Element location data
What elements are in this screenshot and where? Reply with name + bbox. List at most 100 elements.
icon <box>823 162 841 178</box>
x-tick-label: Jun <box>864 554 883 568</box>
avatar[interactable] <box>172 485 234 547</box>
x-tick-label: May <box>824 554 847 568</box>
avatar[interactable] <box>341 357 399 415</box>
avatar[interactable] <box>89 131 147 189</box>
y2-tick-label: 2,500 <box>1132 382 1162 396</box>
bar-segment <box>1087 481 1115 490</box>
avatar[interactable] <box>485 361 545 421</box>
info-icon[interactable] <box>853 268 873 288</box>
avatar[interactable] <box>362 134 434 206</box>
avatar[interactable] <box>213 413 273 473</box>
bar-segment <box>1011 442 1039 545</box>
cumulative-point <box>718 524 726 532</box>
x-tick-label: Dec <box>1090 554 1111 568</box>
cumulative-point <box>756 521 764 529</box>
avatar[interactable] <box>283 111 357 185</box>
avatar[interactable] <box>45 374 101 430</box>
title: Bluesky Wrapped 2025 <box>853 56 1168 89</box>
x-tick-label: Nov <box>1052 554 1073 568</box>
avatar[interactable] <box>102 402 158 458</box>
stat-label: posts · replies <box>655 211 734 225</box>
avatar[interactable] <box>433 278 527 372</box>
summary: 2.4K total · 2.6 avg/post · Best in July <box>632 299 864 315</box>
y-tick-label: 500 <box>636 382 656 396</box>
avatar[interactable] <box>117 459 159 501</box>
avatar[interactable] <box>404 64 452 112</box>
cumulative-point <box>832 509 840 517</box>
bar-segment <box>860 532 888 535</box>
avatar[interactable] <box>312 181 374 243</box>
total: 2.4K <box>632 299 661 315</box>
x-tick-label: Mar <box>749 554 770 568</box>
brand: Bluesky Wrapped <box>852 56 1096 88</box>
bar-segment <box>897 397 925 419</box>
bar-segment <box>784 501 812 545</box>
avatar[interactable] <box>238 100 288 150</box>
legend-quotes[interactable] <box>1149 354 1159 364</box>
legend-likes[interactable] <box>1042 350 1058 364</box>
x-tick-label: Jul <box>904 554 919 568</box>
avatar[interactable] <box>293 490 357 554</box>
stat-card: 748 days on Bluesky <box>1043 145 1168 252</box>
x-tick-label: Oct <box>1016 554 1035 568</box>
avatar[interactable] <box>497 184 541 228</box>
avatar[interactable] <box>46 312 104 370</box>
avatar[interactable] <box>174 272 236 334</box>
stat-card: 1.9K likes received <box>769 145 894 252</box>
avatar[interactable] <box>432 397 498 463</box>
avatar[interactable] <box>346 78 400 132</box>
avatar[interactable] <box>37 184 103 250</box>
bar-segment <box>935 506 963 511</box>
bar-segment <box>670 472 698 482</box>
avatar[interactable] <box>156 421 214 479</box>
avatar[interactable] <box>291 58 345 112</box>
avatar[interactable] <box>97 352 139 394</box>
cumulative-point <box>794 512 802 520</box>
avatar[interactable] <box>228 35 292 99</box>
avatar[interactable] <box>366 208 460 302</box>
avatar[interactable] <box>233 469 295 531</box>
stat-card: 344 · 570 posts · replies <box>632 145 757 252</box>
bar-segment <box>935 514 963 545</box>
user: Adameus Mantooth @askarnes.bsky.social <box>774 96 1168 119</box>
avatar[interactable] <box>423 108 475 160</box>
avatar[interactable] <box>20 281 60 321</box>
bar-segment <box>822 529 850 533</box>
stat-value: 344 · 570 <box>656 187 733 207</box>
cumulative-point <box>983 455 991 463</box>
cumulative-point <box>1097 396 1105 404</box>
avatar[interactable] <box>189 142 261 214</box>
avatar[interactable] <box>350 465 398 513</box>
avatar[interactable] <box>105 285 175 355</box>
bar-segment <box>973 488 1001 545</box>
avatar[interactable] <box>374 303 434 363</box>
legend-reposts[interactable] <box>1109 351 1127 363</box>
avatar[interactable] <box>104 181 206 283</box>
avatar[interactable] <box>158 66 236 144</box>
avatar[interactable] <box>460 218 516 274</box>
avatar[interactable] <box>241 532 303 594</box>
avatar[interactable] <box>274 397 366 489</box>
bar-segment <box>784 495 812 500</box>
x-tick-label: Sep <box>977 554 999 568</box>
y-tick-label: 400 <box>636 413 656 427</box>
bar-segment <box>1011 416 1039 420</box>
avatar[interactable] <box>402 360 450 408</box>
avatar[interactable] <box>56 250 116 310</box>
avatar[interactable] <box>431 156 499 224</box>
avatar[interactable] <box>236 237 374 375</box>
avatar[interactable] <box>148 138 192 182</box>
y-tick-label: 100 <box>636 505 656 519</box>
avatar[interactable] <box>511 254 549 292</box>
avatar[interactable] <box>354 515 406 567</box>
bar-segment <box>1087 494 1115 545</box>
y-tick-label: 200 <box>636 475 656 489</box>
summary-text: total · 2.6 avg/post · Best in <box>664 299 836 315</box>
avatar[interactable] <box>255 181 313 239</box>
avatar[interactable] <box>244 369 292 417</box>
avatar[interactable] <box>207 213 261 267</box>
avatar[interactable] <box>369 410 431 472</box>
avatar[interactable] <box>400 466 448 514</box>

Problem details:
Copy out every item above, reproducing each line word for word without changes.

Full response:
What elements are in this screenshot and where? Reply with name + bbox. List at most 100 elements.
icon <box>823 162 841 178</box>
x-tick-label: Jun <box>864 554 883 568</box>
avatar[interactable] <box>172 485 234 547</box>
x-tick-label: May <box>824 554 847 568</box>
avatar[interactable] <box>341 357 399 415</box>
avatar[interactable] <box>89 131 147 189</box>
y2-tick-label: 2,500 <box>1132 382 1162 396</box>
bar-segment <box>1087 481 1115 490</box>
avatar[interactable] <box>485 361 545 421</box>
info-icon[interactable] <box>853 268 873 288</box>
avatar[interactable] <box>362 134 434 206</box>
avatar[interactable] <box>213 413 273 473</box>
bar-segment <box>1011 442 1039 545</box>
cumulative-point <box>718 524 726 532</box>
x-tick-label: Dec <box>1090 554 1111 568</box>
cumulative-point <box>756 521 764 529</box>
avatar[interactable] <box>283 111 357 185</box>
avatar[interactable] <box>45 374 101 430</box>
title: Bluesky Wrapped 2025 <box>853 56 1168 89</box>
x-tick-label: Nov <box>1052 554 1073 568</box>
avatar[interactable] <box>102 402 158 458</box>
stat-label: posts · replies <box>655 211 734 225</box>
avatar[interactable] <box>433 278 527 372</box>
summary: 2.4K total · 2.6 avg/post · Best in July <box>632 299 864 315</box>
y-tick-label: 500 <box>636 382 656 396</box>
avatar[interactable] <box>117 459 159 501</box>
avatar[interactable] <box>404 64 452 112</box>
cumulative-point <box>832 509 840 517</box>
bar-segment <box>860 532 888 535</box>
avatar[interactable] <box>312 181 374 243</box>
total: 2.4K <box>632 299 661 315</box>
x-tick-label: Mar <box>749 554 770 568</box>
brand: Bluesky Wrapped <box>852 56 1096 88</box>
bar-segment <box>897 397 925 419</box>
bar-segment <box>784 501 812 545</box>
avatar[interactable] <box>238 100 288 150</box>
legend-quotes[interactable] <box>1149 354 1159 364</box>
legend-likes[interactable] <box>1042 350 1058 364</box>
x-tick-label: Jul <box>904 554 919 568</box>
avatar[interactable] <box>293 490 357 554</box>
stat-card: 748 days on Bluesky <box>1043 145 1168 252</box>
x-tick-label: Oct <box>1016 554 1035 568</box>
avatar[interactable] <box>497 184 541 228</box>
avatar[interactable] <box>46 312 104 370</box>
avatar[interactable] <box>174 272 236 334</box>
stat-card: 1.9K likes received <box>769 145 894 252</box>
avatar[interactable] <box>432 397 498 463</box>
avatar[interactable] <box>346 78 400 132</box>
avatar[interactable] <box>37 184 103 250</box>
bar-segment <box>935 506 963 511</box>
bar-segment <box>670 472 698 482</box>
avatar[interactable] <box>156 421 214 479</box>
avatar[interactable] <box>291 58 345 112</box>
avatar[interactable] <box>97 352 139 394</box>
cumulative-point <box>794 512 802 520</box>
avatar[interactable] <box>228 35 292 99</box>
avatar[interactable] <box>366 208 460 302</box>
avatar[interactable] <box>233 469 295 531</box>
stat-card: 344 · 570 posts · replies <box>632 145 757 252</box>
bar-segment <box>935 514 963 545</box>
user: Adameus Mantooth @askarnes.bsky.social <box>774 96 1168 119</box>
avatar[interactable] <box>423 108 475 160</box>
avatar[interactable] <box>20 281 60 321</box>
bar-segment <box>822 529 850 533</box>
stat-value: 344 · 570 <box>656 187 733 207</box>
cumulative-point <box>983 455 991 463</box>
cumulative-point <box>1097 396 1105 404</box>
avatar[interactable] <box>189 142 261 214</box>
avatar[interactable] <box>350 465 398 513</box>
avatar[interactable] <box>105 285 175 355</box>
bar-segment <box>973 488 1001 545</box>
avatar[interactable] <box>374 303 434 363</box>
legend-reposts[interactable] <box>1109 351 1127 363</box>
avatar[interactable] <box>104 181 206 283</box>
avatar[interactable] <box>158 66 236 144</box>
avatar[interactable] <box>460 218 516 274</box>
avatar[interactable] <box>241 532 303 594</box>
avatar[interactable] <box>274 397 366 489</box>
bar-segment <box>784 495 812 500</box>
x-tick-label: Sep <box>977 554 999 568</box>
y-tick-label: 400 <box>636 413 656 427</box>
bar-segment <box>1011 416 1039 420</box>
avatar[interactable] <box>402 360 450 408</box>
avatar[interactable] <box>56 250 116 310</box>
avatar[interactable] <box>431 156 499 224</box>
avatar[interactable] <box>236 237 374 375</box>
avatar[interactable] <box>148 138 192 182</box>
y-tick-label: 100 <box>636 505 656 519</box>
avatar[interactable] <box>511 254 549 292</box>
avatar[interactable] <box>354 515 406 567</box>
bar-segment <box>1087 494 1115 545</box>
y-tick-label: 200 <box>636 475 656 489</box>
summary-text: total · 2.6 avg/post · Best in <box>664 299 836 315</box>
avatar[interactable] <box>255 181 313 239</box>
avatar[interactable] <box>244 369 292 417</box>
avatar[interactable] <box>207 213 261 267</box>
avatar[interactable] <box>369 410 431 472</box>
avatar[interactable] <box>400 466 448 514</box>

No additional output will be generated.